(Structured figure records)
——————————

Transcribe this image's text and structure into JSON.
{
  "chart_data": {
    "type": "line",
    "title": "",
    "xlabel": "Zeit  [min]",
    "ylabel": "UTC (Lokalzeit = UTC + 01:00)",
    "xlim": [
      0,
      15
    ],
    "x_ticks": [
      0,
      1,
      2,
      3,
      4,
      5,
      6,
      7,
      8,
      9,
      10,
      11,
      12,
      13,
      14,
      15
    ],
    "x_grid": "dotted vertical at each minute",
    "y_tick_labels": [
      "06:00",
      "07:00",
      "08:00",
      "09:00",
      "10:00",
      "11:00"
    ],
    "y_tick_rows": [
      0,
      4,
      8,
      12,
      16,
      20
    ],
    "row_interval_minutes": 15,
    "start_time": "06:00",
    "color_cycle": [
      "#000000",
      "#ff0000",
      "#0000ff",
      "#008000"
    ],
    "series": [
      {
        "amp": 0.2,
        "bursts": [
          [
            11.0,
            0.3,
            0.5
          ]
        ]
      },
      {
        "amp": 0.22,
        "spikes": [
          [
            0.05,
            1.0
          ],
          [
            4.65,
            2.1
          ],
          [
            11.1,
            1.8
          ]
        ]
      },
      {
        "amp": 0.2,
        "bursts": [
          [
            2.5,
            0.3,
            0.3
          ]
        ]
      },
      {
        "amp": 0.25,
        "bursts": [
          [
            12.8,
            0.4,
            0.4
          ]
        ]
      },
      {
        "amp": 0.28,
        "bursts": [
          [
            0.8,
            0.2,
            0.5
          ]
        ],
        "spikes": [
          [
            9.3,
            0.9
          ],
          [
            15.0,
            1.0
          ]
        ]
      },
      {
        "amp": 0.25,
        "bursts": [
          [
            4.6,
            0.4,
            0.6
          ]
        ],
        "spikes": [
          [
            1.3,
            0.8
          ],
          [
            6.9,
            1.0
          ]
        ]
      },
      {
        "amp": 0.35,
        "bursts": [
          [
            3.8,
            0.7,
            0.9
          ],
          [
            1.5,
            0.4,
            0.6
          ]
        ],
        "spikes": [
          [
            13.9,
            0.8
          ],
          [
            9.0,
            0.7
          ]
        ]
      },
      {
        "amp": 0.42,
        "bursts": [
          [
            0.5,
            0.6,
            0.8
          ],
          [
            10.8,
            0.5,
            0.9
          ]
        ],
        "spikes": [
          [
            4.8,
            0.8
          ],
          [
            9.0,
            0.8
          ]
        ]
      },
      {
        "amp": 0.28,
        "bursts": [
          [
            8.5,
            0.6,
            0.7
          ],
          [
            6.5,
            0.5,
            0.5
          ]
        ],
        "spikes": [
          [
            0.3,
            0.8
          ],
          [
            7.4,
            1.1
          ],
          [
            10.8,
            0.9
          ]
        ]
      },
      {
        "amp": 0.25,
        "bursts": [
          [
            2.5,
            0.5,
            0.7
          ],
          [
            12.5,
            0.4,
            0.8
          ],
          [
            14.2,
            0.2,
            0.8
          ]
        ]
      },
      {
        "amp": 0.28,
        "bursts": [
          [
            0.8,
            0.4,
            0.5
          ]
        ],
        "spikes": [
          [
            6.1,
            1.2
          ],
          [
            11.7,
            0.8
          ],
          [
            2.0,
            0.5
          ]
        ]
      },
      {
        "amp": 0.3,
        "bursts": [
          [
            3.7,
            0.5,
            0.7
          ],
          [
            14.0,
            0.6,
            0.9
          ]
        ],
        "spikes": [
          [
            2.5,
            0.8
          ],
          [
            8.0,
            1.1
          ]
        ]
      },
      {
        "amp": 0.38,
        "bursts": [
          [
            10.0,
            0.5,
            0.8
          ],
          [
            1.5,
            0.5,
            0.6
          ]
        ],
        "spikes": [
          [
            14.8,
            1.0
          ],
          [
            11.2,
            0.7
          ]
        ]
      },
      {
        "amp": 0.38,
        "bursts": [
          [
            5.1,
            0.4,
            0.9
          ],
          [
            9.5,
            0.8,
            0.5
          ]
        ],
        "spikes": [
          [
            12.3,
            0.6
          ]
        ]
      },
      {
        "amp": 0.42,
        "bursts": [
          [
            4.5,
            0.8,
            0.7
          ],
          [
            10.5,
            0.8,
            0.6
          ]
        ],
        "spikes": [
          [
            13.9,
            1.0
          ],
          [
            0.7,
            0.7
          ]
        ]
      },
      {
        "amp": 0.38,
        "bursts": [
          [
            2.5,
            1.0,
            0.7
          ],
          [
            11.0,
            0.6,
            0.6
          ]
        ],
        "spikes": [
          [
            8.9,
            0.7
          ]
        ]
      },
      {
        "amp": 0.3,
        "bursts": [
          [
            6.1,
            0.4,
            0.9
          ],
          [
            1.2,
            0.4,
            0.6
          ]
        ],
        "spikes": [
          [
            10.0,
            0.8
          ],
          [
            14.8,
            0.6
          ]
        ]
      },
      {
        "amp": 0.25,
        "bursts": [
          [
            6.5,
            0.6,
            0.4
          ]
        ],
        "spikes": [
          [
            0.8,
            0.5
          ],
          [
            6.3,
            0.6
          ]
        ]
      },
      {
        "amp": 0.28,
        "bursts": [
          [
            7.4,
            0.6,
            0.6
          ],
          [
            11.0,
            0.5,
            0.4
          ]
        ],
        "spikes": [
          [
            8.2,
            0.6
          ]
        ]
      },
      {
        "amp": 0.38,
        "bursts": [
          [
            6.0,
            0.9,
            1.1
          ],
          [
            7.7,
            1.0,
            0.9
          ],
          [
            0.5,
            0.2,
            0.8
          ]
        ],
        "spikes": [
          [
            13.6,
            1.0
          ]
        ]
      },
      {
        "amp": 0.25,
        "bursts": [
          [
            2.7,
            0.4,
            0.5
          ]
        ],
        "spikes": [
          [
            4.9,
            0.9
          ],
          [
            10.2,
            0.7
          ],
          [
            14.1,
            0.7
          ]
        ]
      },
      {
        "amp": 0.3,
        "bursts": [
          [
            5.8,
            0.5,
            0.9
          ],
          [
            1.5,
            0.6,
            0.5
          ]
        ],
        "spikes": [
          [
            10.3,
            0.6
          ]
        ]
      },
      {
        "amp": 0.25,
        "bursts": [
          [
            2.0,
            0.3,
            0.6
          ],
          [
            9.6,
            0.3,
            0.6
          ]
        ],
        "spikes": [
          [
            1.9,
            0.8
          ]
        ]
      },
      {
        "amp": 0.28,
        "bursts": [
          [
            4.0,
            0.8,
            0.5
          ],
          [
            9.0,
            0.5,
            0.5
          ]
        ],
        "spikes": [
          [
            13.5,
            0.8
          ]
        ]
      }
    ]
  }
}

——————————

◆ DIRECTIONS ◆
Each entry above is to be quoted exactly.

◆ ANSWER TO THIS EXERCISE ◆
Transcribe this image's text and structure into JSON.
{
  "chart_data": {
    "type": "line",
    "title": "",
    "xlabel": "Zeit  [min]",
    "ylabel": "UTC (Lokalzeit = UTC + 01:00)",
    "xlim": [
      0,
      15
    ],
    "x_ticks": [
      0,
      1,
      2,
      3,
      4,
      5,
      6,
      7,
      8,
      9,
      10,
      11,
      12,
      13,
      14,
      15
    ],
    "x_grid": "dotted vertical at each minute",
    "y_tick_labels": [
      "06:00",
      "07:00",
      "08:00",
      "09:00",
      "10:00",
      "11:00"
    ],
    "y_tick_rows": [
      0,
      4,
      8,
      12,
      16,
      20
    ],
    "row_interval_minutes": 15,
    "start_time": "06:00",
    "color_cycle": [
      "#000000",
      "#ff0000",
      "#0000ff",
      "#008000"
    ],
    "series": [
      {
        "amp": 0.2,
        "bursts": [
          [
            11.0,
            0.3,
            0.5
          ]
        ]
      },
      {
        "amp": 0.22,
        "spikes": [
          [
            0.05,
            1.0
          ],
          [
            4.65,
            2.1
          ],
          [
            11.1,
            1.8
          ]
        ]
      },
      {
        "amp": 0.2,
        "bursts": [
          [
            2.5,
            0.3,
            0.3
          ]
        ]
      },
      {
        "amp": 0.25,
        "bursts": [
          [
            12.8,
            0.4,
            0.4
          ]
        ]
      },
      {
        "amp": 0.28,
        "bursts": [
          [
            0.8,
            0.2,
            0.5
          ]
        ],
        "spikes": [
          [
            9.3,
            0.9
          ],
          [
            15.0,
            1.0
          ]
        ]
      },
      {
        "amp": 0.25,
        "bursts": [
          [
            4.6,
            0.4,
            0.6
          ]
        ],
        "spikes": [
          [
            1.3,
            0.8
          ],
          [
            6.9,
            1.0
          ]
        ]
      },
      {
        "amp": 0.35,
        "bursts": [
          [
            3.8,
            0.7,
            0.9
          ],
          [
            1.5,
            0.4,
            0.6
          ]
        ],
        "spikes": [
          [
            13.9,
            0.8
          ],
          [
            9.0,
            0.7
          ]
        ]
      },
      {
        "amp": 0.42,
        "bursts": [
          [
            0.5,
            0.6,
            0.8
          ],
          [
            10.8,
            0.5,
            0.9
          ]
        ],
        "spikes": [
          [
            4.8,
            0.8
          ],
          [
            9.0,
            0.8
          ]
        ]
      },
      {
        "amp": 0.28,
        "bursts": [
          [
            8.5,
            0.6,
            0.7
          ],
          [
            6.5,
            0.5,
            0.5
          ]
        ],
        "spikes": [
          [
            0.3,
            0.8
          ],
          [
            7.4,
            1.1
          ],
          [
            10.8,
            0.9
          ]
        ]
      },
      {
        "amp": 0.25,
        "bursts": [
          [
            2.5,
            0.5,
            0.7
          ],
          [
            12.5,
            0.4,
            0.8
          ],
          [
            14.2,
            0.2,
            0.8
          ]
        ]
      },
      {
        "amp": 0.28,
        "bursts": [
          [
            0.8,
            0.4,
            0.5
          ]
        ],
        "spikes": [
          [
            6.1,
            1.2
          ],
          [
            11.7,
            0.8
          ],
          [
            2.0,
            0.5
          ]
        ]
      },
      {
        "amp": 0.3,
        "bursts": [
          [
            3.7,
            0.5,
            0.7
          ],
          [
            14.0,
            0.6,
            0.9
          ]
        ],
        "spikes": [
          [
            2.5,
            0.8
          ],
          [
            8.0,
            1.1
          ]
        ]
      },
      {
        "amp": 0.38,
        "bursts": [
          [
            10.0,
            0.5,
            0.8
          ],
          [
            1.5,
            0.5,
            0.6
          ]
        ],
        "spikes": [
          [
            14.8,
            1.0
          ],
          [
            11.2,
            0.7
          ]
        ]
      },
      {
        "amp": 0.38,
        "bursts": [
          [
            5.1,
            0.4,
            0.9
          ],
          [
            9.5,
            0.8,
            0.5
          ]
        ],
        "spikes": [
          [
            12.3,
            0.6
          ]
        ]
      },
      {
        "amp": 0.42,
        "bursts": [
          [
            4.5,
            0.8,
            0.7
          ],
          [
            10.5,
            0.8,
            0.6
          ]
        ],
        "spikes": [
          [
            13.9,
            1.0
          ],
          [
            0.7,
            0.7
          ]
        ]
      },
      {
        "amp": 0.38,
        "bursts": [
          [
            2.5,
            1.0,
            0.7
          ],
          [
            11.0,
            0.6,
            0.6
          ]
        ],
        "spikes": [
          [
            8.9,
            0.7
          ]
        ]
      },
      {
        "amp": 0.3,
        "bursts": [
          [
            6.1,
            0.4,
            0.9
          ],
          [
            1.2,
            0.4,
            0.6
          ]
        ],
        "spikes": [
          [
            10.0,
            0.8
          ],
          [
            14.8,
            0.6
          ]
        ]
      },
      {
        "amp": 0.25,
        "bursts": [
          [
            6.5,
            0.6,
            0.4
          ]
        ],
        "spikes": [
          [
            0.8,
            0.5
          ],
          [
            6.3,
            0.6
          ]
        ]
      },
      {
        "amp": 0.28,
        "bursts": [
          [
            7.4,
            0.6,
            0.6
          ],
          [
            11.0,
            0.5,
            0.4
          ]
        ],
        "spikes": [
          [
            8.2,
            0.6
          ]
        ]
      },
      {
        "amp": 0.38,
        "bursts": [
          [
            6.0,
            0.9,
            1.1
          ],
          [
            7.7,
            1.0,
            0.9
          ],
          [
            0.5,
            0.2,
            0.8
          ]
        ],
        "spikes": [
          [
            13.6,
            1.0
          ]
        ]
      },
      {
        "amp": 0.25,
        "bursts": [
          [
            2.7,
            0.4,
            0.5
          ]
        ],
        "spikes": [
          [
            4.9,
            0.9
          ],
          [
            10.2,
            0.7
          ],
          [
            14.1,
            0.7
          ]
        ]
      },
      {
        "amp": 0.3,
        "bursts": [
          [
            5.8,
            0.5,
            0.9
          ],
          [
            1.5,
            0.6,
            0.5
          ]
        ],
        "spikes": [
          [
            10.3,
            0.6
          ]
        ]
      },
      {
        "amp": 0.25,
        "bursts": [
          [
            2.0,
            0.3,
            0.6
          ],
          [
            9.6,
            0.3,
            0.6
          ]
        ],
        "spikes": [
          [
            1.9,
            0.8
          ]
        ]
      },
      {
        "amp": 0.28,
        "bursts": [
          [
            4.0,
            0.8,
            0.5
          ],
          [
            9.0,
            0.5,
            0.5
          ]
        ],
        "spikes": [
          [
            13.5,
            0.8
          ]
        ]
      }
    ]
  }
}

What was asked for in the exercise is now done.